begin EXCERPTED RECORDS

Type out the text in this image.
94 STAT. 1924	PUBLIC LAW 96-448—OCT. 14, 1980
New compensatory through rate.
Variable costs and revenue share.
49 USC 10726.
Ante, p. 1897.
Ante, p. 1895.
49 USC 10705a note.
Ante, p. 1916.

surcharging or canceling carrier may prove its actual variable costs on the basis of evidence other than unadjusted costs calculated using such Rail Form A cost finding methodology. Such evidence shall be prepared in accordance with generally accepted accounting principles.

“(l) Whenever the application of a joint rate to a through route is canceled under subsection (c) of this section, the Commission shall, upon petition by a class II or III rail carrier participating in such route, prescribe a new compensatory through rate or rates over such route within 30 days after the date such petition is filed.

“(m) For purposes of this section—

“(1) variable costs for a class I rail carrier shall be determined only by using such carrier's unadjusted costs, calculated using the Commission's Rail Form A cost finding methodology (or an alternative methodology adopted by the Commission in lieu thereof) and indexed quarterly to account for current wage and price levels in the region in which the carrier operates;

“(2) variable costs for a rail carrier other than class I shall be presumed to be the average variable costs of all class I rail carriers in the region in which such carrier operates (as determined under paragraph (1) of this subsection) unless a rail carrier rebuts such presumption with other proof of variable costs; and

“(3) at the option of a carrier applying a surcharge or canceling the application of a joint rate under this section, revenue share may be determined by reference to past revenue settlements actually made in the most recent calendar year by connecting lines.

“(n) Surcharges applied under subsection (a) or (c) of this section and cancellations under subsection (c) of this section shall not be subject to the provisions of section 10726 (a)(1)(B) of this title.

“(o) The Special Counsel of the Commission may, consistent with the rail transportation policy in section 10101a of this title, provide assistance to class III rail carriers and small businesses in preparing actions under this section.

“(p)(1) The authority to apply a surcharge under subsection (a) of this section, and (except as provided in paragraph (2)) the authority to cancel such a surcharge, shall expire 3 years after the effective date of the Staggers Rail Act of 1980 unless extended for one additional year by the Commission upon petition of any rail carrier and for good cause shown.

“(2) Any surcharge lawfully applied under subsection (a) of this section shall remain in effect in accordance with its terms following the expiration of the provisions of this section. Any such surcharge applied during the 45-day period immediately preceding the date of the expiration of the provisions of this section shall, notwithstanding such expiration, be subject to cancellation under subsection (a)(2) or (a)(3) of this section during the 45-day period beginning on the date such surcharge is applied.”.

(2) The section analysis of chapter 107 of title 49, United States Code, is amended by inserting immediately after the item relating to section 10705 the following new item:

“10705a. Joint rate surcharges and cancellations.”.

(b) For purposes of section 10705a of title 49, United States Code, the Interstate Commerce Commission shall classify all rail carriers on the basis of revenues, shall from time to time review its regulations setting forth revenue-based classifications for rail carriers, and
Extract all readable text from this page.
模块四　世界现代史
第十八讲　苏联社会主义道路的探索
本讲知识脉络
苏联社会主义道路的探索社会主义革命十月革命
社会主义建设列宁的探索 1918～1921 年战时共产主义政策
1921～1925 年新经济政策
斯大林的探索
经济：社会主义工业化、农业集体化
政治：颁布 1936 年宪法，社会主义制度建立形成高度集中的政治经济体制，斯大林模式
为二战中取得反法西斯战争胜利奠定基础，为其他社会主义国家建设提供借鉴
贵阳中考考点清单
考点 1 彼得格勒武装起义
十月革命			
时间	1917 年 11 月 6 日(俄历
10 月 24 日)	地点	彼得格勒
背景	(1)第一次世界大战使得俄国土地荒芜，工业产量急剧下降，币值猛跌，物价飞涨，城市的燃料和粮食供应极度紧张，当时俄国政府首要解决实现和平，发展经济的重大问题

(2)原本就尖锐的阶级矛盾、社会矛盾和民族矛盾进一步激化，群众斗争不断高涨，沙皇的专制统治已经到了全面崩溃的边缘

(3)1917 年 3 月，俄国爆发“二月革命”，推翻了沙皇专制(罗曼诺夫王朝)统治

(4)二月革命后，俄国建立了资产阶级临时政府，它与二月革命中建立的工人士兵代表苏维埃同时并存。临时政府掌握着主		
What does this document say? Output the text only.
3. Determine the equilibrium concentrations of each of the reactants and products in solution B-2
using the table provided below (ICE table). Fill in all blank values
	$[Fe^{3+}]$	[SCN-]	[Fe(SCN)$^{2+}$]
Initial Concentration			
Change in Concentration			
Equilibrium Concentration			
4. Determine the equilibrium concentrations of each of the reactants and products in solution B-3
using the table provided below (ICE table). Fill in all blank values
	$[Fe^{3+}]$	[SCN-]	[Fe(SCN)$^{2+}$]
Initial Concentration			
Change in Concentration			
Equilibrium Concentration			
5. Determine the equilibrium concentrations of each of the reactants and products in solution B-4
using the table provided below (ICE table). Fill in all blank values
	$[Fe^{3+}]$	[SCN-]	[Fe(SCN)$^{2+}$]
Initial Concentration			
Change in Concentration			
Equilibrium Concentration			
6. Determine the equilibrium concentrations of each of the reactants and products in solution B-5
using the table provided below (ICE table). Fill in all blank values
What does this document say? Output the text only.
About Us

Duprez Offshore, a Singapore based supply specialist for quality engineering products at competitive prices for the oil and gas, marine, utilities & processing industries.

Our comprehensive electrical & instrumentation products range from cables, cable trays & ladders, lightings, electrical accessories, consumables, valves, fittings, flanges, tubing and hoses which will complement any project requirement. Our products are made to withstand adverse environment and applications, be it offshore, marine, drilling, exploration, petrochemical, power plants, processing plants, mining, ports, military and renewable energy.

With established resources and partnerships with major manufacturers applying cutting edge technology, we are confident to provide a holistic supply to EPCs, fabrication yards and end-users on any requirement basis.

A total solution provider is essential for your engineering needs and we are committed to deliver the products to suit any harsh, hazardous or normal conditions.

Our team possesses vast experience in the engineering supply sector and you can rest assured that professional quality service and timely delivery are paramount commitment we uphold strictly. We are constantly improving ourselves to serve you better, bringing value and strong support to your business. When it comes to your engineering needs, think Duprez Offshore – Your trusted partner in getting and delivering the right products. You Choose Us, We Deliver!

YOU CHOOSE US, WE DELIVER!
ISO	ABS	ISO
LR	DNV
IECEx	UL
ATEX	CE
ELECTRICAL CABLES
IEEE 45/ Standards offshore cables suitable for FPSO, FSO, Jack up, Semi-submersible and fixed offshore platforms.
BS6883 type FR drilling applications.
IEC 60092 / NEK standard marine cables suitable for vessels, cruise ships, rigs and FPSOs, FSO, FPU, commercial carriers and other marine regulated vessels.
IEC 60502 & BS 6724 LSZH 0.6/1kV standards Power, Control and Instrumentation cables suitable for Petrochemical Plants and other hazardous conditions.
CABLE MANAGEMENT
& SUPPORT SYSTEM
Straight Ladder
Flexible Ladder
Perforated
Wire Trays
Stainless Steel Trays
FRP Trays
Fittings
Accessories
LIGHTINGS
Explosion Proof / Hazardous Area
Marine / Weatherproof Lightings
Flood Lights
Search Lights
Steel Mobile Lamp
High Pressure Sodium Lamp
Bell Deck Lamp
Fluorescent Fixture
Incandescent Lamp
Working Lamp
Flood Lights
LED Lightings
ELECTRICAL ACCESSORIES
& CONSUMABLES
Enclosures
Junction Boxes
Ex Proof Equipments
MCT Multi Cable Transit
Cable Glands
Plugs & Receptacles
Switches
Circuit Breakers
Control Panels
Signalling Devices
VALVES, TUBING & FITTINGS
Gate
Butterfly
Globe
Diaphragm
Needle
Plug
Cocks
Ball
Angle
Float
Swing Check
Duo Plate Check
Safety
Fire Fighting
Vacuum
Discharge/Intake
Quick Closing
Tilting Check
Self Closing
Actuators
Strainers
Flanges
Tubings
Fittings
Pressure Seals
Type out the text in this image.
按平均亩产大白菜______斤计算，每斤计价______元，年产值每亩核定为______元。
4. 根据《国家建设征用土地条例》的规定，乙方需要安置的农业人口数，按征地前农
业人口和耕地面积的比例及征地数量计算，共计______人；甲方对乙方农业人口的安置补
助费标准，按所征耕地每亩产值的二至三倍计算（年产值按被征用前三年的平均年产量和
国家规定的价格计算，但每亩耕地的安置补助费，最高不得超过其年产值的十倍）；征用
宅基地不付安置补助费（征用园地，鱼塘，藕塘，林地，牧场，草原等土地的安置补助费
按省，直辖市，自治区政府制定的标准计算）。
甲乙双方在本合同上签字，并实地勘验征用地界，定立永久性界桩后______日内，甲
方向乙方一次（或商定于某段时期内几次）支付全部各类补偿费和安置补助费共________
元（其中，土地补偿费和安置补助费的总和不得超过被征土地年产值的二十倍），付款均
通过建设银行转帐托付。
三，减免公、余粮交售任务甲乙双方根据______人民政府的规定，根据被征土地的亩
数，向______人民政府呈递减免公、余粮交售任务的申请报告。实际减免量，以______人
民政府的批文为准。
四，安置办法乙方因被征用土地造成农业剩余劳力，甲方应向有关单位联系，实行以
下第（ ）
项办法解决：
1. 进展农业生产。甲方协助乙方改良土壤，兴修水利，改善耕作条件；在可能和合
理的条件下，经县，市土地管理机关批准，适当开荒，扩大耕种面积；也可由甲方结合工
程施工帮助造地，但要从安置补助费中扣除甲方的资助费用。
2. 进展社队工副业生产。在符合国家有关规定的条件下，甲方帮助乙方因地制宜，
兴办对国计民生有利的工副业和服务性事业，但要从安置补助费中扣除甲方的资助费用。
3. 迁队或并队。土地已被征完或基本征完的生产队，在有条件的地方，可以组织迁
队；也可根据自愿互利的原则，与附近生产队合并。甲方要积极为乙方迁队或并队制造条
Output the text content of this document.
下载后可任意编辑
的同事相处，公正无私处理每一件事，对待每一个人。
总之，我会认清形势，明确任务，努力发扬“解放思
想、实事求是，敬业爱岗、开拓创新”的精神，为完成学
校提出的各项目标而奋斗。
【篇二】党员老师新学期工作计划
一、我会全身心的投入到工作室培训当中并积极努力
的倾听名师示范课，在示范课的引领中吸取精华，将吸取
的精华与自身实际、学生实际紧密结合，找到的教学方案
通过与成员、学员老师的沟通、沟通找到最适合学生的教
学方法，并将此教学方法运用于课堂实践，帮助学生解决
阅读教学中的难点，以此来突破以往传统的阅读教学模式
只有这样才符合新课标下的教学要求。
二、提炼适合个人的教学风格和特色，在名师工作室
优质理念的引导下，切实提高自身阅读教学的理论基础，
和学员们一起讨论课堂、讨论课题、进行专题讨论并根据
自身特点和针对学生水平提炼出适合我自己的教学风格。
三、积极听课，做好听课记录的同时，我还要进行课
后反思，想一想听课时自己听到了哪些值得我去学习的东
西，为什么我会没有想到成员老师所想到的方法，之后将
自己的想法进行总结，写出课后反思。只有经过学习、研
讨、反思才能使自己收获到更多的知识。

end EXCERPTED RECORDS

§ INSTRUCTION: Using the listing above, gather each line that holds the string "supply" and copy it.

§ REPLY:
Duprez Offshore, a Singapore based supply specialist for quality engineering products at competitive prices for the oil and gas, marine, utilities & processing industries.
With established resources and partnerships with major manufacturers applying cutting edge technology, we are confident to provide a holistic supply to EPCs, fabrication yards and end-users on any requirement basis.
Our team possesses vast experience in the engineering supply sector and you can rest assured that professional quality service and timely delivery are paramount commitment we uphold strictly. We are constantly improving ourselves to serve you better, bringing value and strong support to your business. When it comes to your engineering needs, think Duprez Offshore – Your trusted partner in getting and delivering the right products. You Choose Us, We Deliver!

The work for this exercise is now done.